* [Exercise task]:
Compile every line that includes the word "fraction".

[Collected data entries]
= = = =

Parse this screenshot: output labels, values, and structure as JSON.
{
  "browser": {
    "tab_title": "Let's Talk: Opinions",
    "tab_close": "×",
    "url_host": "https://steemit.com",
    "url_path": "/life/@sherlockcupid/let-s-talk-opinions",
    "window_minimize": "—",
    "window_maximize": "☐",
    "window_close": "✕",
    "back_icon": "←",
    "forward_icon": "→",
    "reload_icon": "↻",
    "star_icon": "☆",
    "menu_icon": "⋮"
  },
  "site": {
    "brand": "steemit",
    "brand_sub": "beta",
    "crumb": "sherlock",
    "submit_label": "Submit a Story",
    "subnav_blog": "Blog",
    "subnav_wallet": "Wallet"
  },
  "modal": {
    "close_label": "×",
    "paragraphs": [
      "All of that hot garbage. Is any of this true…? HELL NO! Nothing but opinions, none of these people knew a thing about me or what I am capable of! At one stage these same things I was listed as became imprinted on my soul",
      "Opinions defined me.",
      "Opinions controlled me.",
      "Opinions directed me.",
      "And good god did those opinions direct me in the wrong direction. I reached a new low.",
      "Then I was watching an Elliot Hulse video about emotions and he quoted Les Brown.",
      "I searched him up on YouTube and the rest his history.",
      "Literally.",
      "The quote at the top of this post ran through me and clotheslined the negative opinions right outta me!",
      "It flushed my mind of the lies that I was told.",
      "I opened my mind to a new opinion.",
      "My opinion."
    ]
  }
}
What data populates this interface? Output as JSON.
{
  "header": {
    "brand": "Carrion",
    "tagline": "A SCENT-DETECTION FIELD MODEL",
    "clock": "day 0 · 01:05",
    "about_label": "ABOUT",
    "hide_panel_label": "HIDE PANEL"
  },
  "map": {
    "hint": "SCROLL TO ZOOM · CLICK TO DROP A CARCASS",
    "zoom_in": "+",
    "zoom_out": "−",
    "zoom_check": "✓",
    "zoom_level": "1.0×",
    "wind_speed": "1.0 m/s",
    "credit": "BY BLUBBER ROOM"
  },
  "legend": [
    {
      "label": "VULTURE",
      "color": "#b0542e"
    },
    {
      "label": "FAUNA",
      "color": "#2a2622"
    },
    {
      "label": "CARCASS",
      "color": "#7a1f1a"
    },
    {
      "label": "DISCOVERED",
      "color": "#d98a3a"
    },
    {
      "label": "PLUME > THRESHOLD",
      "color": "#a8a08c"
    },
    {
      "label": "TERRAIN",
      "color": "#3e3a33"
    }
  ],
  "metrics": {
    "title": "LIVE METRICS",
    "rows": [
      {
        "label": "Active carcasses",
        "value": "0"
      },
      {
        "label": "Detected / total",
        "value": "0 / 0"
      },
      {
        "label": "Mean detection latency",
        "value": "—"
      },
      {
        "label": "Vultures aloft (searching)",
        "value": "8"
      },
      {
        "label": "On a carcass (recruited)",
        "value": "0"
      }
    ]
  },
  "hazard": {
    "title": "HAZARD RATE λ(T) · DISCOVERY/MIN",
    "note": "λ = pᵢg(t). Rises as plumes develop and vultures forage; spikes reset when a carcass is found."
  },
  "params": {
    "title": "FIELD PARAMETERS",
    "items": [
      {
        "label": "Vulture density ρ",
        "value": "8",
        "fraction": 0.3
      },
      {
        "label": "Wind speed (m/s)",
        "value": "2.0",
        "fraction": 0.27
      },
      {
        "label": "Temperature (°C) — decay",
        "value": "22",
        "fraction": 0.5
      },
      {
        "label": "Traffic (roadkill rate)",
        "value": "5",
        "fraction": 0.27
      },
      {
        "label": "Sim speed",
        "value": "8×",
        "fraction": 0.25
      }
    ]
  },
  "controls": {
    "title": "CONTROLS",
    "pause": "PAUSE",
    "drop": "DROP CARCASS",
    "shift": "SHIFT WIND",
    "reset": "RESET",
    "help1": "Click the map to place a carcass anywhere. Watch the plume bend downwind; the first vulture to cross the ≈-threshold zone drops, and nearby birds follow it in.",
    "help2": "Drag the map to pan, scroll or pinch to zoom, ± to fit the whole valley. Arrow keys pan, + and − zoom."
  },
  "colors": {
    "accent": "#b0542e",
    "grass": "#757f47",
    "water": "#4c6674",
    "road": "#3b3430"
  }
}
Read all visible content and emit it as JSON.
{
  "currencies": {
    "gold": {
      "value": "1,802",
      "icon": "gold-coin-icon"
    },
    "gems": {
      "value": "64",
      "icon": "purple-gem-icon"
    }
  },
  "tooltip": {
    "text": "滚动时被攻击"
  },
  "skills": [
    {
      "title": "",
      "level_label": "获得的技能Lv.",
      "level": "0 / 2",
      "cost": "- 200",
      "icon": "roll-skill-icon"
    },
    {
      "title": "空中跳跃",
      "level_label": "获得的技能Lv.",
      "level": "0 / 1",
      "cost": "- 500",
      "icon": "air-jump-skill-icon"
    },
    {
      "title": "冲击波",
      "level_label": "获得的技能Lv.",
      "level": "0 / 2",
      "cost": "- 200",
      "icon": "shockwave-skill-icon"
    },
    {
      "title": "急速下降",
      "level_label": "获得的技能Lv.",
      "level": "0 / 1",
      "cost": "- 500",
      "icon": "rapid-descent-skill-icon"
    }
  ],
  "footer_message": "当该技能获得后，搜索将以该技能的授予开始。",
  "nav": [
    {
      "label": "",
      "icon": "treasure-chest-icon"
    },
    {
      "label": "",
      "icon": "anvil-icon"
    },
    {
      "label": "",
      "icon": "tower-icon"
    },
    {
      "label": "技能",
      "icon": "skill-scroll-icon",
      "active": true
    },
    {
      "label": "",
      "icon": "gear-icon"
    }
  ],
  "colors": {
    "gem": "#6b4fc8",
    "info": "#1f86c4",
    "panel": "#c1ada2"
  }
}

= = = =

* [Response]:
        "fraction": 0.3
        "fraction": 0.27
        "fraction": 0.5
        "fraction": 0.27
        "fraction": 0.25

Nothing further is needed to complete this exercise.